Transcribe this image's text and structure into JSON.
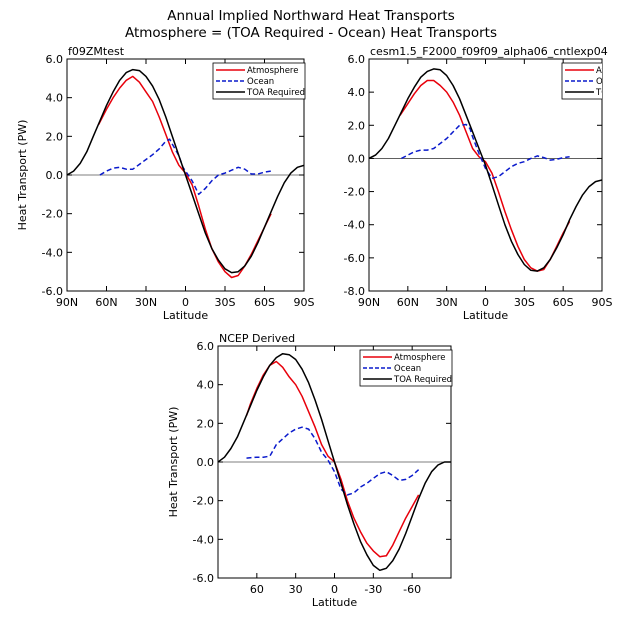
{
  "figure": {
    "title_line1": "Annual Implied Northward Heat Transports",
    "title_line2": "Atmosphere = (TOA Required - Ocean) Heat Transports"
  },
  "chart_data": [
    {
      "type": "line",
      "title": "f09ZMtest",
      "xlabel": "Latitude",
      "ylabel": "Heat Transport (PW)",
      "xlim": [
        90,
        -90
      ],
      "ylim": [
        -6,
        6
      ],
      "xticks": [
        90,
        60,
        30,
        0,
        -30,
        -60,
        -90
      ],
      "xtick_labels": [
        "90N",
        "60N",
        "30N",
        "0",
        "30S",
        "60S",
        "90S"
      ],
      "yticks": [
        -6,
        -4,
        -2,
        0,
        2,
        4,
        6
      ],
      "ytick_labels": [
        "-6.0",
        "-4.0",
        "-2.0",
        "0.0",
        "2.0",
        "4.0",
        "6.0"
      ],
      "series": [
        {
          "name": "Atmosphere",
          "color": "#e8000b",
          "dash": "",
          "x": [
            66,
            60,
            55,
            50,
            45,
            40,
            35,
            30,
            25,
            20,
            15,
            10,
            5,
            0,
            -5,
            -10,
            -15,
            -20,
            -25,
            -30,
            -35,
            -40,
            -45,
            -50,
            -55,
            -60,
            -65
          ],
          "y": [
            2.6,
            3.4,
            4.0,
            4.5,
            4.9,
            5.1,
            4.8,
            4.3,
            3.8,
            3.0,
            2.1,
            1.2,
            0.5,
            0.1,
            -0.5,
            -1.6,
            -2.8,
            -3.8,
            -4.5,
            -5.0,
            -5.3,
            -5.2,
            -4.7,
            -4.1,
            -3.4,
            -2.7,
            -2.0
          ]
        },
        {
          "name": "Ocean",
          "color": "#0a1acc",
          "dash": "5,3",
          "x": [
            65,
            60,
            55,
            50,
            45,
            40,
            35,
            30,
            25,
            20,
            15,
            12,
            10,
            5,
            2,
            0,
            -5,
            -10,
            -15,
            -20,
            -25,
            -30,
            -35,
            -40,
            -45,
            -50,
            -55,
            -60,
            -65
          ],
          "y": [
            0.0,
            0.2,
            0.35,
            0.4,
            0.3,
            0.3,
            0.55,
            0.8,
            1.05,
            1.35,
            1.75,
            1.85,
            1.6,
            1.0,
            0.4,
            0.2,
            -0.3,
            -1.0,
            -0.7,
            -0.3,
            0.0,
            0.1,
            0.25,
            0.4,
            0.3,
            0.05,
            0.05,
            0.15,
            0.2
          ]
        },
        {
          "name": "TOA Required",
          "color": "#000000",
          "dash": "",
          "x": [
            90,
            85,
            80,
            75,
            70,
            65,
            60,
            55,
            50,
            45,
            40,
            35,
            30,
            25,
            20,
            15,
            10,
            5,
            0,
            -5,
            -10,
            -15,
            -20,
            -25,
            -30,
            -35,
            -40,
            -45,
            -50,
            -55,
            -60,
            -65,
            -70,
            -75,
            -80,
            -85,
            -90
          ],
          "y": [
            0.0,
            0.2,
            0.6,
            1.2,
            2.0,
            2.8,
            3.6,
            4.3,
            4.9,
            5.3,
            5.45,
            5.4,
            5.1,
            4.6,
            3.9,
            3.0,
            2.0,
            1.0,
            0.0,
            -1.0,
            -2.0,
            -3.0,
            -3.8,
            -4.4,
            -4.85,
            -5.05,
            -5.0,
            -4.7,
            -4.2,
            -3.5,
            -2.7,
            -1.9,
            -1.1,
            -0.4,
            0.1,
            0.4,
            0.5
          ]
        }
      ]
    },
    {
      "type": "line",
      "title": "cesm1.5_F2000_f09f09_alpha06_cntlexp04",
      "xlabel": "Latitude",
      "ylabel": "",
      "xlim": [
        90,
        -90
      ],
      "ylim": [
        -8,
        6
      ],
      "xticks": [
        90,
        60,
        30,
        0,
        -30,
        -60,
        -90
      ],
      "xtick_labels": [
        "90N",
        "60N",
        "30N",
        "0",
        "30S",
        "60S",
        "90S"
      ],
      "yticks": [
        -8,
        -6,
        -4,
        -2,
        0,
        2,
        4,
        6
      ],
      "ytick_labels": [
        "-8.0",
        "-6.0",
        "-4.0",
        "-2.0",
        "0.0",
        "2.0",
        "4.0",
        "6.0"
      ],
      "series": [
        {
          "name": "Atmosphere",
          "color": "#e8000b",
          "dash": "",
          "x": [
            66,
            60,
            55,
            50,
            45,
            40,
            35,
            30,
            25,
            20,
            15,
            10,
            5,
            0,
            -5,
            -10,
            -15,
            -20,
            -25,
            -30,
            -35,
            -40,
            -45,
            -50,
            -55,
            -60,
            -65
          ],
          "y": [
            2.6,
            3.3,
            3.9,
            4.4,
            4.7,
            4.7,
            4.4,
            4.0,
            3.4,
            2.6,
            1.6,
            0.6,
            0.1,
            -0.2,
            -0.9,
            -2.0,
            -3.2,
            -4.3,
            -5.3,
            -6.1,
            -6.6,
            -6.8,
            -6.7,
            -6.1,
            -5.3,
            -4.5,
            -3.8
          ]
        },
        {
          "name": "Ocean",
          "color": "#0a1acc",
          "dash": "5,3",
          "x": [
            65,
            60,
            55,
            50,
            45,
            40,
            35,
            30,
            25,
            20,
            15,
            12,
            10,
            5,
            0,
            -5,
            -10,
            -15,
            -20,
            -25,
            -30,
            -35,
            -40,
            -45,
            -50,
            -55,
            -60,
            -65
          ],
          "y": [
            0.0,
            0.2,
            0.4,
            0.5,
            0.5,
            0.6,
            0.9,
            1.2,
            1.6,
            2.0,
            2.05,
            1.8,
            1.3,
            0.3,
            -0.6,
            -1.2,
            -1.1,
            -0.8,
            -0.5,
            -0.3,
            -0.2,
            0.0,
            0.15,
            0.05,
            -0.1,
            -0.05,
            0.05,
            0.1
          ]
        },
        {
          "name": "TOA Required",
          "color": "#000000",
          "dash": "",
          "x": [
            90,
            85,
            80,
            75,
            70,
            65,
            60,
            55,
            50,
            45,
            40,
            35,
            30,
            25,
            20,
            15,
            10,
            5,
            0,
            -5,
            -10,
            -15,
            -20,
            -25,
            -30,
            -35,
            -40,
            -45,
            -50,
            -55,
            -60,
            -65,
            -70,
            -75,
            -80,
            -85,
            -90
          ],
          "y": [
            0.0,
            0.2,
            0.6,
            1.2,
            2.0,
            2.8,
            3.6,
            4.3,
            4.9,
            5.25,
            5.4,
            5.35,
            5.0,
            4.4,
            3.6,
            2.6,
            1.6,
            0.6,
            -0.4,
            -1.6,
            -2.8,
            -4.0,
            -5.0,
            -5.8,
            -6.4,
            -6.75,
            -6.8,
            -6.6,
            -6.1,
            -5.4,
            -4.6,
            -3.7,
            -2.9,
            -2.2,
            -1.7,
            -1.4,
            -1.3
          ]
        }
      ]
    },
    {
      "type": "line",
      "title": "NCEP Derived",
      "xlabel": "Latitude",
      "ylabel": "Heat Transport (PW)",
      "xlim": [
        90,
        -90
      ],
      "ylim": [
        -6,
        6
      ],
      "xticks": [
        60,
        30,
        0,
        -30,
        -60
      ],
      "xtick_labels": [
        "60",
        "30",
        "0",
        "-30",
        "-60"
      ],
      "yticks": [
        -6,
        -4,
        -2,
        0,
        2,
        4,
        6
      ],
      "ytick_labels": [
        "-6.0",
        "-4.0",
        "-2.0",
        "0.0",
        "2.0",
        "4.0",
        "6.0"
      ],
      "series": [
        {
          "name": "Atmosphere",
          "color": "#e8000b",
          "dash": "",
          "x": [
            68,
            65,
            60,
            55,
            50,
            45,
            40,
            35,
            30,
            25,
            20,
            15,
            10,
            5,
            0,
            -5,
            -10,
            -15,
            -20,
            -25,
            -30,
            -35,
            -40,
            -45,
            -50,
            -55,
            -60,
            -65
          ],
          "y": [
            2.4,
            3.0,
            3.8,
            4.5,
            5.0,
            5.2,
            4.9,
            4.4,
            4.0,
            3.4,
            2.6,
            1.8,
            0.9,
            0.3,
            0.0,
            -0.9,
            -2.0,
            -2.9,
            -3.6,
            -4.2,
            -4.6,
            -4.9,
            -4.85,
            -4.3,
            -3.6,
            -2.9,
            -2.3,
            -1.7
          ]
        },
        {
          "name": "Ocean",
          "color": "#0a1acc",
          "dash": "5,3",
          "x": [
            68,
            60,
            55,
            50,
            45,
            40,
            35,
            30,
            25,
            20,
            15,
            10,
            5,
            0,
            -5,
            -10,
            -15,
            -20,
            -25,
            -30,
            -35,
            -40,
            -45,
            -50,
            -55,
            -60,
            -65
          ],
          "y": [
            0.2,
            0.25,
            0.25,
            0.3,
            0.9,
            1.2,
            1.5,
            1.7,
            1.8,
            1.7,
            1.2,
            0.5,
            0.1,
            -0.5,
            -1.4,
            -1.7,
            -1.6,
            -1.3,
            -1.1,
            -0.85,
            -0.6,
            -0.5,
            -0.7,
            -0.95,
            -0.9,
            -0.7,
            -0.4
          ]
        },
        {
          "name": "TOA Required",
          "color": "#000000",
          "dash": "",
          "x": [
            90,
            85,
            80,
            75,
            70,
            65,
            60,
            55,
            50,
            45,
            40,
            35,
            30,
            25,
            20,
            15,
            10,
            5,
            0,
            -5,
            -10,
            -15,
            -20,
            -25,
            -30,
            -35,
            -40,
            -45,
            -50,
            -55,
            -60,
            -65,
            -70,
            -75,
            -80,
            -85,
            -90
          ],
          "y": [
            0.0,
            0.25,
            0.7,
            1.3,
            2.1,
            2.9,
            3.7,
            4.4,
            5.0,
            5.4,
            5.6,
            5.55,
            5.3,
            4.8,
            4.1,
            3.2,
            2.2,
            1.1,
            0.0,
            -1.1,
            -2.2,
            -3.2,
            -4.1,
            -4.8,
            -5.35,
            -5.6,
            -5.5,
            -5.1,
            -4.5,
            -3.7,
            -2.8,
            -1.9,
            -1.1,
            -0.5,
            -0.15,
            0.0,
            0.0
          ]
        }
      ]
    }
  ]
}
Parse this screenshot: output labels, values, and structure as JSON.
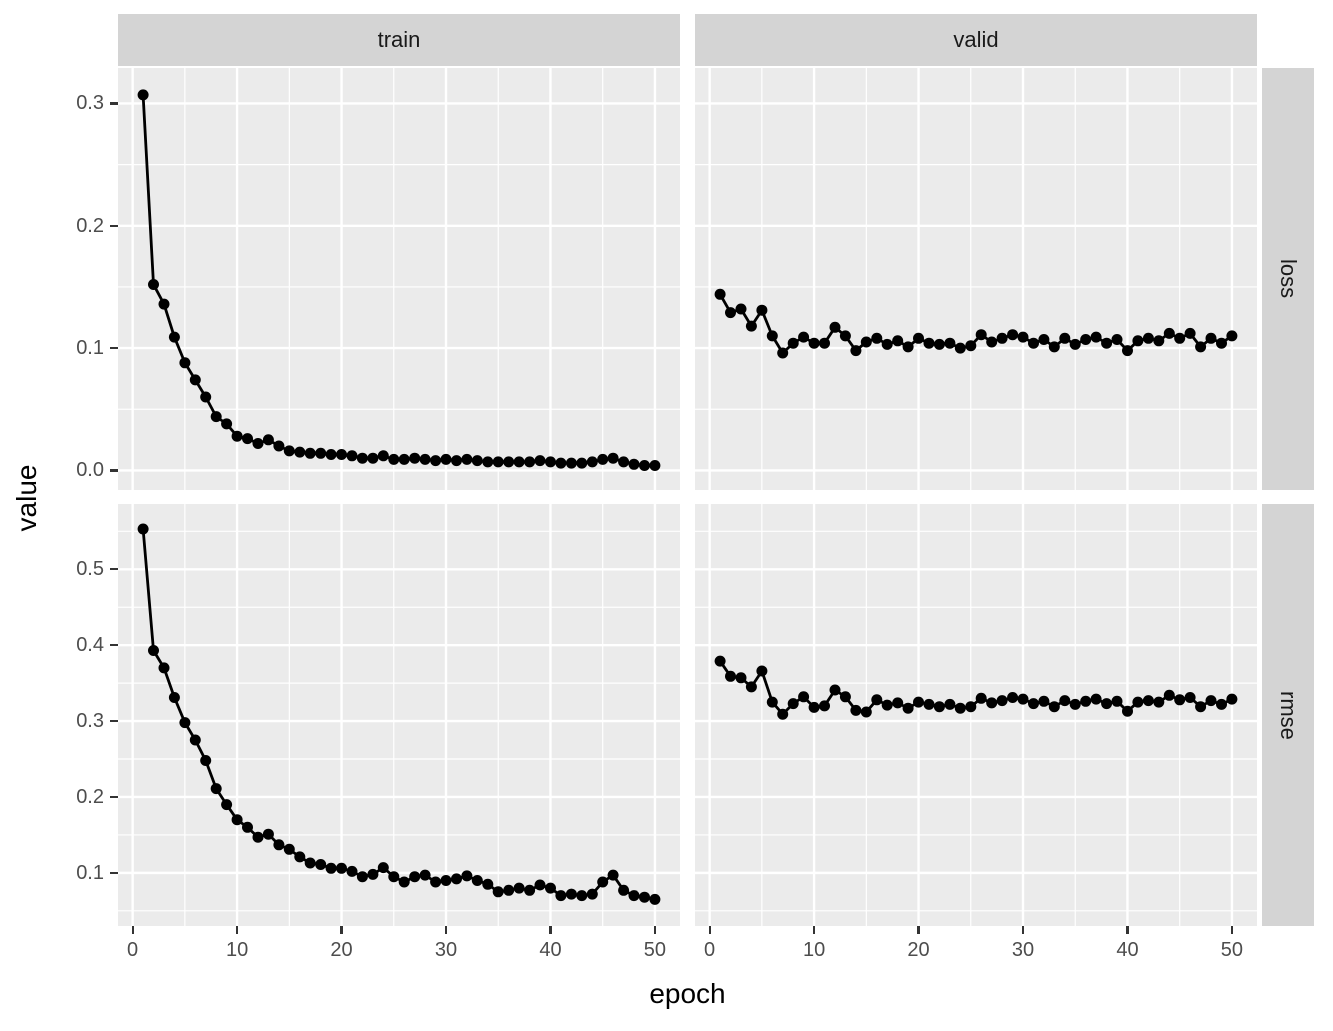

## [What you have to do]
Select every line in the records above that contains the word "Heat".

## [Correct result]
    "title_line1": "Annual Implied Northward Heat Transports",
    "title_line2": "Atmosphere = (TOA Required - Ocean) Heat Transports"
      "ylabel": "Heat Transport (PW)",
      "ylabel": "Heat Transport (PW)",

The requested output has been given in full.